═════ Page extract ═════
‘(1) Section 15 of the Civil Aviation Act 1982 (Accounts and audit) is amended as follows.
(2) In subsection (1), leave out paragraph (c) and insert—
“(c) to send copies of the statement of accounts to the Secretary of State and the National Audit Office before the end of the November following the accounting year to which the statement relates.”.
(3) In subsection (2), leave out paragraph (a) and insert—
“(a) The National Audit Office shall examine, certify and report on each statement of accounts received under subsection (1) and shall lay copies of the statement of accounts and of its report thereon before each House of Parliament.”.’.—(Jim Fitzpatrick.)
I beg to move, That the clause be read a Second time.
It is a pleasure to see you in the Chair again this afternoon, Mrs Riordan. I am happy to be speaking to the new clause, which is the start of the last leg of the Committee’s discussions—unless, of course, Government Members decide that the expertise and wisdom of my excellent colleagues need to be kept out of the Chamber for another day, in which case they might begin to filibuster, although I doubt that that would be in order.
The new clause is straightforward in that it would introduce oversight of the Civil Aviation Authority’s accounts by the National Audit Office. I will not detain the Committee by reading out the details but, as the amendment paper states, the new clause would amend the Civil Aviation Act 1982 so that copies of statements were sent to the National Audit Office, and provide that the NAO should examine, certify and report on each statement of accounts that it receives.
═════ Entries shown ═════
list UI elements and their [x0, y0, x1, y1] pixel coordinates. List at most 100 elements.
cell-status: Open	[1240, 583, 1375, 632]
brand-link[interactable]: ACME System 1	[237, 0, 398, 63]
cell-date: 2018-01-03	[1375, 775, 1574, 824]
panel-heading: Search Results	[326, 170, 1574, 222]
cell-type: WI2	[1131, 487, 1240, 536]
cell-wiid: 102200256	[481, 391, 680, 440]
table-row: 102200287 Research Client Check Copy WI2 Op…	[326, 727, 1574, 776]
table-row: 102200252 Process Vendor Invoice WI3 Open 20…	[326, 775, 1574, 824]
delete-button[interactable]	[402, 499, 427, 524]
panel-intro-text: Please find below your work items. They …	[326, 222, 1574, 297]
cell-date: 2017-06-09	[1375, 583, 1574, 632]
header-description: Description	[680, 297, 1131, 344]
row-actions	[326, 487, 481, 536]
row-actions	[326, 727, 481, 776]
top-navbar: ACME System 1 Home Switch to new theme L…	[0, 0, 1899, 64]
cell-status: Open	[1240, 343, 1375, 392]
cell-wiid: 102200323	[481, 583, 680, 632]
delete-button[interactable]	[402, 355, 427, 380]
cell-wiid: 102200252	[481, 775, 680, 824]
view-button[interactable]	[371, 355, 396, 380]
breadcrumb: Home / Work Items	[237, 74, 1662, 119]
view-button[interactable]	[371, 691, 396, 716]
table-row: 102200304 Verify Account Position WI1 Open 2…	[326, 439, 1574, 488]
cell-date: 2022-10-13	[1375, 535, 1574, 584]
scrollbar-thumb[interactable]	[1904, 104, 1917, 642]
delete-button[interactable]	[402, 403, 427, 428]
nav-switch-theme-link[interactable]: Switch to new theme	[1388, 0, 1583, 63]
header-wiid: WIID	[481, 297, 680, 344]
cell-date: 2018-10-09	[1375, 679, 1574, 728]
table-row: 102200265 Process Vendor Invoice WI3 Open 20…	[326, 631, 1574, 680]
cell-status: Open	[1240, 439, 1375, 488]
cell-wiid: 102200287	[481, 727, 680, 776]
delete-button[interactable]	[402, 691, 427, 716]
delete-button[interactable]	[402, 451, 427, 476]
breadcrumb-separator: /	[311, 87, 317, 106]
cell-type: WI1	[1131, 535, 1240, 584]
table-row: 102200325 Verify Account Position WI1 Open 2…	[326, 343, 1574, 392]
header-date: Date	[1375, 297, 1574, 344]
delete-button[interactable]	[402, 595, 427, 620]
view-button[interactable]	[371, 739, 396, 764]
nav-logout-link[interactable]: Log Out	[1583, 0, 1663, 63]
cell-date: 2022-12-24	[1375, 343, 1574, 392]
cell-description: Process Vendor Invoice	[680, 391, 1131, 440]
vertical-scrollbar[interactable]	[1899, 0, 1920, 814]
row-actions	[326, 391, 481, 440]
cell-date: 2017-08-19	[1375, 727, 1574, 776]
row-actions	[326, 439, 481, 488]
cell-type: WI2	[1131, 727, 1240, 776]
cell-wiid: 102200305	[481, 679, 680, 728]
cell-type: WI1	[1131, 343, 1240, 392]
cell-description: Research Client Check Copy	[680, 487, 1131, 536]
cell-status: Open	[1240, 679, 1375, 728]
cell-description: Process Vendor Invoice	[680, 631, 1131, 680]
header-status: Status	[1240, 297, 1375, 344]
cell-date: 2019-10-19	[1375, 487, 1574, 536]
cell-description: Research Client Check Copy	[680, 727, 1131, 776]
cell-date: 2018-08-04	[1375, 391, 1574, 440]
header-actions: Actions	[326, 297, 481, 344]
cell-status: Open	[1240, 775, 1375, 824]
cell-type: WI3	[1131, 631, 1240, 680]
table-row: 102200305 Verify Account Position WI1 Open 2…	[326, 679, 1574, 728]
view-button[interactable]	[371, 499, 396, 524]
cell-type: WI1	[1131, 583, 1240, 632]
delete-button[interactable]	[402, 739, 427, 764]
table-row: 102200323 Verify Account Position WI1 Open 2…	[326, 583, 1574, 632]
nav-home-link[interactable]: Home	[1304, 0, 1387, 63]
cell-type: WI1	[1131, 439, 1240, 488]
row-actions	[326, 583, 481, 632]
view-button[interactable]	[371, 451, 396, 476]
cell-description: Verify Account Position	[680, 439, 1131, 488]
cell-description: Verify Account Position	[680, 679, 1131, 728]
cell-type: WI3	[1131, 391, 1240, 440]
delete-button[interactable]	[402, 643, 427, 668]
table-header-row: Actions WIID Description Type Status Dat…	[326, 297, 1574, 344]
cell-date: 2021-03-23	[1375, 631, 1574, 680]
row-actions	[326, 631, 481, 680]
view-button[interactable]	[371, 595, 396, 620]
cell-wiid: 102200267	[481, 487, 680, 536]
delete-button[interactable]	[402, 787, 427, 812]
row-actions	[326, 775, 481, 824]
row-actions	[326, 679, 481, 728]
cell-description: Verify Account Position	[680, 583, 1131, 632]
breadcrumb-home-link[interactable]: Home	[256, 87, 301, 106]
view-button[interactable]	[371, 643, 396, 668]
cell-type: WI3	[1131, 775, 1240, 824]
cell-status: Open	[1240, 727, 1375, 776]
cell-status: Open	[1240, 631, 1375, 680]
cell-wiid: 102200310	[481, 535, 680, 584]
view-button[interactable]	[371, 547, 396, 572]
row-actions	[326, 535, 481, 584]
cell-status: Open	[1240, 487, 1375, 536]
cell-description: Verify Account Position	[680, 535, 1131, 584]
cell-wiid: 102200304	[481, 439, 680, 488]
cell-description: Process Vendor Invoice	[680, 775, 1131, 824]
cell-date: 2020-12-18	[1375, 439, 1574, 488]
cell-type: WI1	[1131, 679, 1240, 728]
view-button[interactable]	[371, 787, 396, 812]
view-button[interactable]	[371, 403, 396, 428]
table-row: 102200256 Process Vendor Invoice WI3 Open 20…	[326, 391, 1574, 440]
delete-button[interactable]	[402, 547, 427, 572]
═════
▶ Requests:
A. In the committee debate on the Civil Aviation Authority's accounts, which body would examine, certify and report on each statement of accounts under the new clause?
B. Carry on the committee debate on the Civil Aviation Authority's accounts from the point where it ends.

▶ Answers to the exercise:
A. The National Audit Office.

B.
The new clause outlines clearly that we believe, as does the Select Committee, that it would be useful if the Minister explained why the CAA, uniquely among major economic regulators, is not subject to audit by the National Audit Office. Will she also say why the Bill contains no references to audit or value-for-money arrangements, despite the significant changes to the powers and governance arrangements of the CAA, mentioned by my hon. Friend the Member for Blackley and Broughton when he spoke to previous amendments? Ofgem, Ofwat and Ofcom are all economic regulators and funded by private companies, but will still be subject to National Audit Office oversight. I should be grateful if the Minister explained why the Civil Aviation Authority should be an exception; that seems somewhat anomalous.
In oral evidence to the Select Committee, Dame Deidre Hutton, the chair of the CAA, noted that the NAO had approached the Department for Transport on several occasions about the CAA not being within its remit, although it had not approached her.
The shadow Minister is being generous in allowing me to intervene. The Bill’s view that the CAA does not need to be subjected to NAO scrutiny was reflected in the conclusions of the Pilling review. My understanding is that the hon. Gentleman was aviation Minister when the previous Government responded to that review. Perhaps he will share with the Committee what worries he expressed at the time about the proposal to exempt the CAA from NAO scrutiny.
The right hon. Lady refers back to my time as aviation Minister, which was three years ago; the world has moved on a little in three years. We now have the Bill. As I said earlier, my hon. Friend the Member for Blackley and Broughton said that the CAA has been given additional powers in respect of aviation, and that it will obviously have to have additional staff to deal with those additional powers, which will incur additional costs. When we discuss value for money and new clause 2, which complements the new clause that we are debating, we will argue that the CAA should have a new remit that is appropriate to its new powers.
The world has moved on since we were in government and reached our conclusion, and the Minister has introduced changes in the Bill; it is not exactly the same level playing field as it was a few years ago. It is not inappropriate to suggest that what is proposed for the CAA is anomalous to the position of Ofgem, Ofwat and Ofcom. Even the chair of the CAA said that she had been in touch with the DFT about such matters and that the NAO seemed to consider itself capable of and suitable for conducting audits of the CAA’s activity.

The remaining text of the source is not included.